▶ Direction: Set down the records once more, please, exactly and with the pictures left out.
[START Provided entries]
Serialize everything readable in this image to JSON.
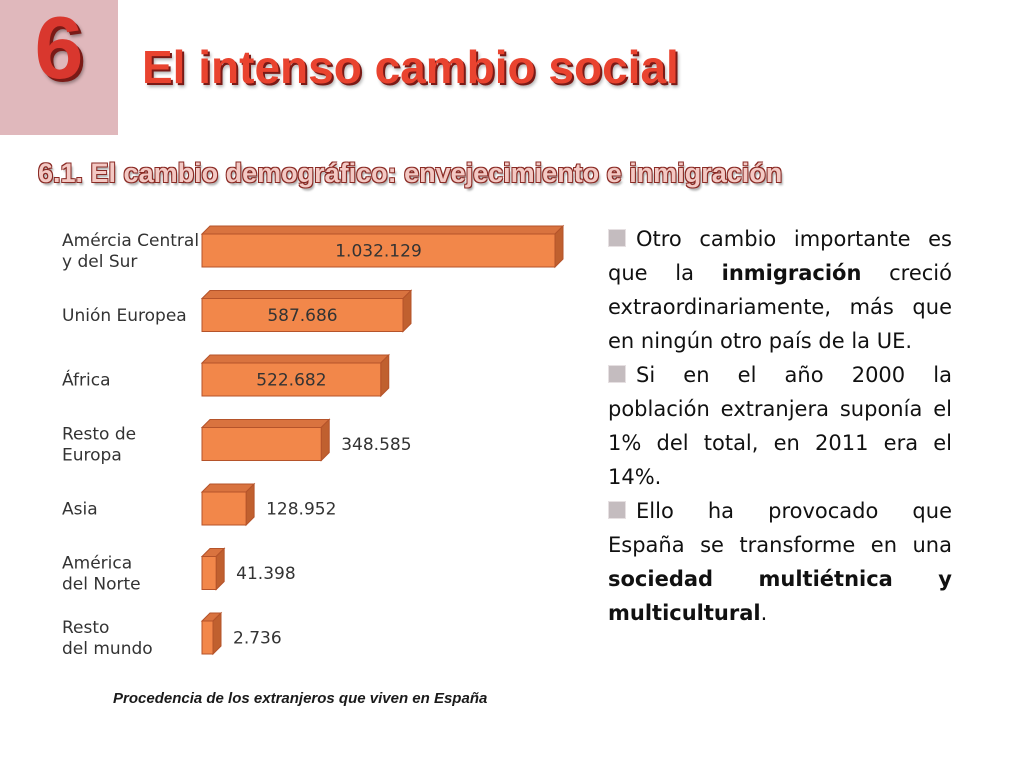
{
  "header": {
    "number": "6",
    "title": "El intenso cambio social",
    "subtitle": "6.1. El cambio demográfico: envejecimiento e inmigración"
  },
  "chart_data": {
    "type": "bar",
    "orientation": "horizontal",
    "categories": [
      [
        "Amércia Central",
        "y del Sur"
      ],
      [
        "Unión Europea"
      ],
      [
        "África"
      ],
      [
        "Resto de",
        "Europa"
      ],
      [
        "Asia"
      ],
      [
        "América",
        "del Norte"
      ],
      [
        "Resto",
        "del mundo"
      ]
    ],
    "values": [
      1032129,
      587686,
      522682,
      348585,
      128952,
      41398,
      2736
    ],
    "value_labels": [
      "1.032.129",
      "587.686",
      "522.682",
      "348.585",
      "128.952",
      "41.398",
      "2.736"
    ],
    "caption": "Procedencia de los extranjeros que viven en España",
    "bar_color": "#f2874a",
    "bar_edge_color": "#b5532a"
  },
  "text": {
    "p1_a": "Otro cambio importante es que la ",
    "p1_b": "inmigración",
    "p1_c": " creció extraordinariamente, más que en ningún otro país de la UE.",
    "p2": "Si en el año 2000 la población extranjera suponía el 1% del total, en 2011 era el 14%.",
    "p3_a": "Ello ha provocado que España se transforme en una ",
    "p3_b": "sociedad multiétnica y multicultural",
    "p3_c": "."
  },
  "colors": {
    "accent_red": "#e9432f",
    "number_box": "#e0b8bc"
  }
}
[END Provided entries]
▶ Task output:
Serialize everything readable in this image to JSON.
{
  "header": {
    "number": "6",
    "title": "El intenso cambio social",
    "subtitle": "6.1. El cambio demográfico: envejecimiento e inmigración"
  },
  "chart_data": {
    "type": "bar",
    "orientation": "horizontal",
    "categories": [
      [
        "Amércia Central",
        "y del Sur"
      ],
      [
        "Unión Europea"
      ],
      [
        "África"
      ],
      [
        "Resto de",
        "Europa"
      ],
      [
        "Asia"
      ],
      [
        "América",
        "del Norte"
      ],
      [
        "Resto",
        "del mundo"
      ]
    ],
    "values": [
      1032129,
      587686,
      522682,
      348585,
      128952,
      41398,
      2736
    ],
    "value_labels": [
      "1.032.129",
      "587.686",
      "522.682",
      "348.585",
      "128.952",
      "41.398",
      "2.736"
    ],
    "caption": "Procedencia de los extranjeros que viven en España",
    "bar_color": "#f2874a",
    "bar_edge_color": "#b5532a"
  },
  "text": {
    "p1_a": "Otro cambio importante es que la ",
    "p1_b": "inmigración",
    "p1_c": " creció extraordinariamente, más que en ningún otro país de la UE.",
    "p2": "Si en el año 2000 la población extranjera suponía el 1% del total, en 2011 era el 14%.",
    "p3_a": "Ello ha provocado que España se transforme en una ",
    "p3_b": "sociedad multiétnica y multicultural",
    "p3_c": "."
  },
  "colors": {
    "accent_red": "#e9432f",
    "number_box": "#e0b8bc"
  }
}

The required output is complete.